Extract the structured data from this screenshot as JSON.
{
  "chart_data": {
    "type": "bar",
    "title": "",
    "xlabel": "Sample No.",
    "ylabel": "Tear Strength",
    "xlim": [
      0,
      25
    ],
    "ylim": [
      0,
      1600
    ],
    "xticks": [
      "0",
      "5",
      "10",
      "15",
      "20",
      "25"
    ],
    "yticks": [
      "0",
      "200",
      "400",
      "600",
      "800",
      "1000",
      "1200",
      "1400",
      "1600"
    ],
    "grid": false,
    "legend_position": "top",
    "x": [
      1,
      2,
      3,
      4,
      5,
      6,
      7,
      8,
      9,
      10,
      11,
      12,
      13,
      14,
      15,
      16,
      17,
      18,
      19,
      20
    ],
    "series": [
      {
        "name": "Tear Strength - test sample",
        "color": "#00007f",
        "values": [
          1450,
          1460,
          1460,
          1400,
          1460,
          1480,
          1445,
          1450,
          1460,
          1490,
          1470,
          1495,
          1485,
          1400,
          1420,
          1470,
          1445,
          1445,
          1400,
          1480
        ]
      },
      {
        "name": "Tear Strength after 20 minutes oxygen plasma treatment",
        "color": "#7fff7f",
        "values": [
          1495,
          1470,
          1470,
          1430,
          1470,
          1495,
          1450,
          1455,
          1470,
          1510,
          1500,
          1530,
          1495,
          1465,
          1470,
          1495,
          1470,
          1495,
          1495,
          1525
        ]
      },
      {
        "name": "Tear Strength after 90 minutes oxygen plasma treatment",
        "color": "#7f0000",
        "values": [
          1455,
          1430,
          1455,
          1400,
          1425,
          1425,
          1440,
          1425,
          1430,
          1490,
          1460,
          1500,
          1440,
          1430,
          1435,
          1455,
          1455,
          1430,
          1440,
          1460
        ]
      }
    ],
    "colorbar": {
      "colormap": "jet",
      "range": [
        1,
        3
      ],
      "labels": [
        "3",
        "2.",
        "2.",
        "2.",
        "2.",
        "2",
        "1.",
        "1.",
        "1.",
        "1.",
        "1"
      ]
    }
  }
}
__________________________________________________
Every record shown above should be written out again exactly.

SOLUTION FOR THIS PROBLEM ::
Extract the structured data from this screenshot as JSON.
{
  "chart_data": {
    "type": "bar",
    "title": "",
    "xlabel": "Sample No.",
    "ylabel": "Tear Strength",
    "xlim": [
      0,
      25
    ],
    "ylim": [
      0,
      1600
    ],
    "xticks": [
      "0",
      "5",
      "10",
      "15",
      "20",
      "25"
    ],
    "yticks": [
      "0",
      "200",
      "400",
      "600",
      "800",
      "1000",
      "1200",
      "1400",
      "1600"
    ],
    "grid": false,
    "legend_position": "top",
    "x": [
      1,
      2,
      3,
      4,
      5,
      6,
      7,
      8,
      9,
      10,
      11,
      12,
      13,
      14,
      15,
      16,
      17,
      18,
      19,
      20
    ],
    "series": [
      {
        "name": "Tear Strength - test sample",
        "color": "#00007f",
        "values": [
          1450,
          1460,
          1460,
          1400,
          1460,
          1480,
          1445,
          1450,
          1460,
          1490,
          1470,
          1495,
          1485,
          1400,
          1420,
          1470,
          1445,
          1445,
          1400,
          1480
        ]
      },
      {
        "name": "Tear Strength after 20 minutes oxygen plasma treatment",
        "color": "#7fff7f",
        "values": [
          1495,
          1470,
          1470,
          1430,
          1470,
          1495,
          1450,
          1455,
          1470,
          1510,
          1500,
          1530,
          1495,
          1465,
          1470,
          1495,
          1470,
          1495,
          1495,
          1525
        ]
      },
      {
        "name": "Tear Strength after 90 minutes oxygen plasma treatment",
        "color": "#7f0000",
        "values": [
          1455,
          1430,
          1455,
          1400,
          1425,
          1425,
          1440,
          1425,
          1430,
          1490,
          1460,
          1500,
          1440,
          1430,
          1435,
          1455,
          1455,
          1430,
          1440,
          1460
        ]
      }
    ],
    "colorbar": {
      "colormap": "jet",
      "range": [
        1,
        3
      ],
      "labels": [
        "3",
        "2.",
        "2.",
        "2.",
        "2.",
        "2",
        "1.",
        "1.",
        "1.",
        "1.",
        "1"
      ]
    }
  }
}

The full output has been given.